::: Records supplied :::

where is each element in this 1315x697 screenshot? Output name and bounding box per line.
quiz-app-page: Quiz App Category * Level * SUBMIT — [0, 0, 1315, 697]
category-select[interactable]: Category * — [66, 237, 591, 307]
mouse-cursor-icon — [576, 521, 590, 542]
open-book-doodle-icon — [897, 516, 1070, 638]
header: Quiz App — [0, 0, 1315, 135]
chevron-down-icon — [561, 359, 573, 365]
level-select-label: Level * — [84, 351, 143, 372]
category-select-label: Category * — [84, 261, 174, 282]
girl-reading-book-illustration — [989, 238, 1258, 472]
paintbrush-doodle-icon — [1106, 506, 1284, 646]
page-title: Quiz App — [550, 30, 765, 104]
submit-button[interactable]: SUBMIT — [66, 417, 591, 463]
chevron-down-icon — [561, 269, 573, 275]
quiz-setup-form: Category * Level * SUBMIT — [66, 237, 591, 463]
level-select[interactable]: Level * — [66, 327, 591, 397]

:::

▸ Work to complete
Update the lines above by replacing every occurrence of "chevron-down-icon" with "dropdown-arrow-icon", and leave everything else unchanged.

▸ The completed task
where is each element in this 1315x697 screenshot? Output name and bounding box per line.
quiz-app-page: Quiz App Category * Level * SUBMIT — [0, 0, 1315, 697]
category-select[interactable]: Category * — [66, 237, 591, 307]
mouse-cursor-icon — [576, 521, 590, 542]
open-book-doodle-icon — [897, 516, 1070, 638]
header: Quiz App — [0, 0, 1315, 135]
dropdown-arrow-icon — [561, 359, 573, 365]
level-select-label: Level * — [84, 351, 143, 372]
category-select-label: Category * — [84, 261, 174, 282]
girl-reading-book-illustration — [989, 238, 1258, 472]
paintbrush-doodle-icon — [1106, 506, 1284, 646]
page-title: Quiz App — [550, 30, 765, 104]
submit-button[interactable]: SUBMIT — [66, 417, 591, 463]
dropdown-arrow-icon — [561, 269, 573, 275]
quiz-setup-form: Category * Level * SUBMIT — [66, 237, 591, 463]
level-select[interactable]: Level * — [66, 327, 591, 397]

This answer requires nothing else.